-- START Supplied information --

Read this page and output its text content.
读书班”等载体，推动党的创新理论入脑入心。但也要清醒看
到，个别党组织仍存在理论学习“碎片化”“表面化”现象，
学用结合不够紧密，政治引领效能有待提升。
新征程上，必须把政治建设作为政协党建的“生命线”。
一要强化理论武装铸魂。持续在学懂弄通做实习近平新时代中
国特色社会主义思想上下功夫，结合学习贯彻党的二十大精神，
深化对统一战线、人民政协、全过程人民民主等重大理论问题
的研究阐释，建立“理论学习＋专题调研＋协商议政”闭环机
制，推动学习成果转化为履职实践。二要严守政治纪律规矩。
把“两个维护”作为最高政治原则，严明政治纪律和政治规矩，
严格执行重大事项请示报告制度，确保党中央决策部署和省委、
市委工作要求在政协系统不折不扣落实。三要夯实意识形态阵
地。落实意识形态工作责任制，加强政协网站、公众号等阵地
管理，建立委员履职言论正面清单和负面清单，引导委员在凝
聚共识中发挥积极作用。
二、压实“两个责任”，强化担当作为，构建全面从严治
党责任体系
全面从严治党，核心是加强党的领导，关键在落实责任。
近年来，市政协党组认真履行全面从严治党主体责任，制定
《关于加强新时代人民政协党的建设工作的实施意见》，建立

-- END Supplied information --
-- START Supplied information --

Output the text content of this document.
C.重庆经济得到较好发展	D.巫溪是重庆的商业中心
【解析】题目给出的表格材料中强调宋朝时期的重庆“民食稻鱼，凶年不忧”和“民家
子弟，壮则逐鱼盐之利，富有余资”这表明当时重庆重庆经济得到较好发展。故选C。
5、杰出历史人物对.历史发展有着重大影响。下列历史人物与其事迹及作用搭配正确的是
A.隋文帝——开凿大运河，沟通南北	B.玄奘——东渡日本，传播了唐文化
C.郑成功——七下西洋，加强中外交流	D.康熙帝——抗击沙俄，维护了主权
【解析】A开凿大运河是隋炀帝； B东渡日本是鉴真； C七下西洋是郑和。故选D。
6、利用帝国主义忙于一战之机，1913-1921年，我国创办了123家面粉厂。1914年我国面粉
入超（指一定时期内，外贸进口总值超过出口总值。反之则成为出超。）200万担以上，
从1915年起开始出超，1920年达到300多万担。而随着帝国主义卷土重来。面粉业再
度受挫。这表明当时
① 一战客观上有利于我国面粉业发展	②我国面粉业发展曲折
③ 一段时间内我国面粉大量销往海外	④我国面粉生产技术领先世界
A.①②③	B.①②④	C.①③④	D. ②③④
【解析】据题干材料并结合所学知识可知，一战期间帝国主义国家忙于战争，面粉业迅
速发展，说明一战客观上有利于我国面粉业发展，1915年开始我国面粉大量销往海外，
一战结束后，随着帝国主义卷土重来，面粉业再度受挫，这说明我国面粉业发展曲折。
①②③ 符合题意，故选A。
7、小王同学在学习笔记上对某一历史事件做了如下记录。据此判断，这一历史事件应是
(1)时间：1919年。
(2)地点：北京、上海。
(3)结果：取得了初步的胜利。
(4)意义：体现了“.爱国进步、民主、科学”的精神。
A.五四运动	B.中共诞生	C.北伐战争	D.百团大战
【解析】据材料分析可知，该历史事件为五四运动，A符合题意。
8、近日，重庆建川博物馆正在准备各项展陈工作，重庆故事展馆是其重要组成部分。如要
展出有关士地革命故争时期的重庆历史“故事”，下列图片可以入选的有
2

-- END Supplied information --
-- START Supplied information --

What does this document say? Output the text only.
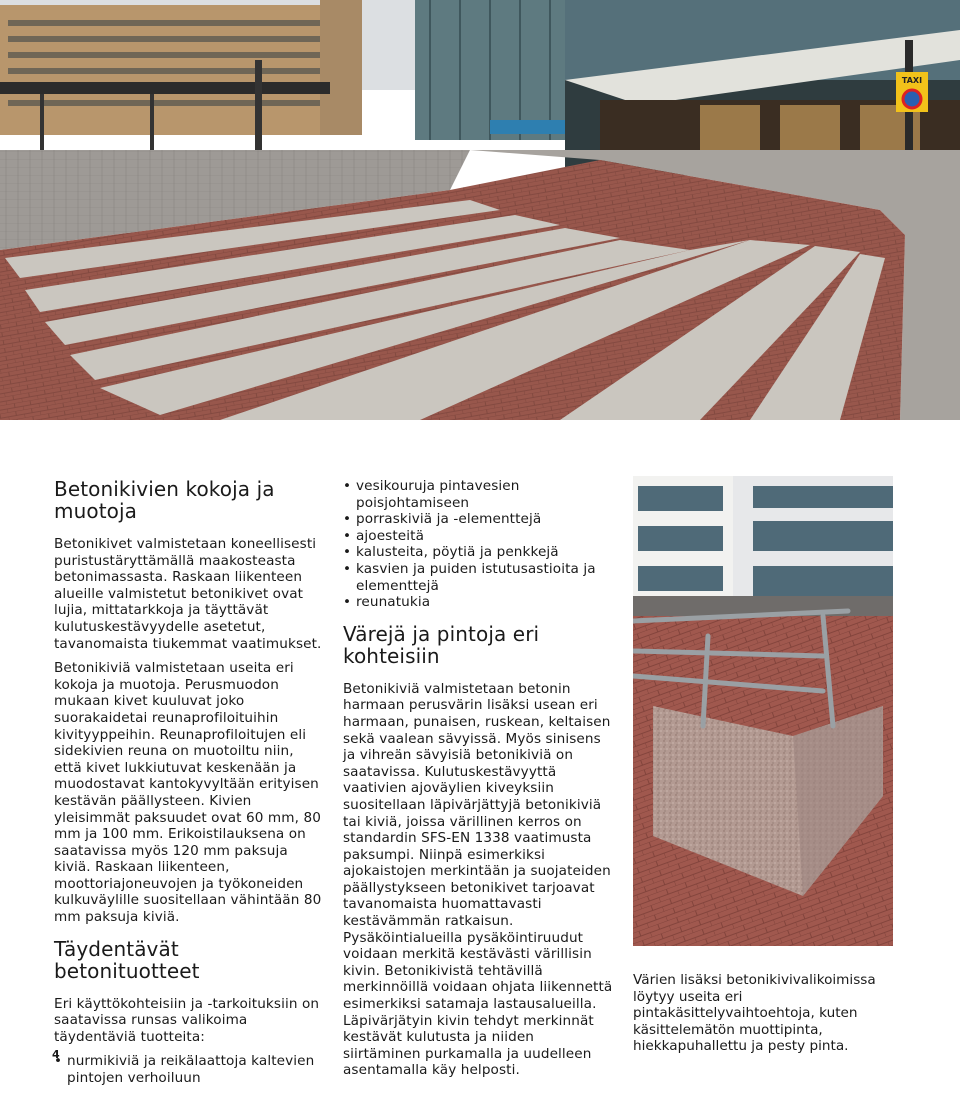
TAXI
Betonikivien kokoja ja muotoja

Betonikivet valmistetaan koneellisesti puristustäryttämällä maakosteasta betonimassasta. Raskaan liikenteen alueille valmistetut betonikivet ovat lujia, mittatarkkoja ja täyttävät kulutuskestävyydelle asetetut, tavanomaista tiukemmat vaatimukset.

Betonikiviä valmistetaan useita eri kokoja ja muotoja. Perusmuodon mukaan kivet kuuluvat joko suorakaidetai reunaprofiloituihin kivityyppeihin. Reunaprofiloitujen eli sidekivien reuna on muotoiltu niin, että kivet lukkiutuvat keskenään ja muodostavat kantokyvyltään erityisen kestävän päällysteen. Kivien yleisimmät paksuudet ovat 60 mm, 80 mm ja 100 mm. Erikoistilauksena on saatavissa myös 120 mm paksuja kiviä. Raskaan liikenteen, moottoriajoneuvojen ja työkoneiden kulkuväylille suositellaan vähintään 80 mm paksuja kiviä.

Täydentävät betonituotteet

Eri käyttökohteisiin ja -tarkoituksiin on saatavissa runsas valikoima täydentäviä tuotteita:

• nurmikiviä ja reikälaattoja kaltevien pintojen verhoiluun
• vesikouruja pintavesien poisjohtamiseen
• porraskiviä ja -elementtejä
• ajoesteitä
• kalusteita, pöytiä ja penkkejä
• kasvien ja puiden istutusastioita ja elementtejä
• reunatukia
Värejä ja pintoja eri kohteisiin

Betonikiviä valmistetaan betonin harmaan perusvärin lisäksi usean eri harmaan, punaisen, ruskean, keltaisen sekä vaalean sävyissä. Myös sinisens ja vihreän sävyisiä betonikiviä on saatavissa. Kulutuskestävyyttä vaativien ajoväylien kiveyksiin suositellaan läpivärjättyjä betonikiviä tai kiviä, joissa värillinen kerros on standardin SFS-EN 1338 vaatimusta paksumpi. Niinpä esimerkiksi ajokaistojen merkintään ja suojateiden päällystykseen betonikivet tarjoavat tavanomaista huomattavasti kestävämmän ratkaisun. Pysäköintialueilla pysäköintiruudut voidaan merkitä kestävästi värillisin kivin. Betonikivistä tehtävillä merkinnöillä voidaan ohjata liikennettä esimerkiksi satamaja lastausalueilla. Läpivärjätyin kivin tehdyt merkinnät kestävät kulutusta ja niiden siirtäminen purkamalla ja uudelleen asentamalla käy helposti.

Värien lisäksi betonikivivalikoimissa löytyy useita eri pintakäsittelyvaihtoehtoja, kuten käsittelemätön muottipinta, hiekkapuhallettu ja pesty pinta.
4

-- END Supplied information --

Exercise details
Gather each line in these records that contains the string "document".

Written answer
Output the text content of this document.
What does this document say? Output the text only.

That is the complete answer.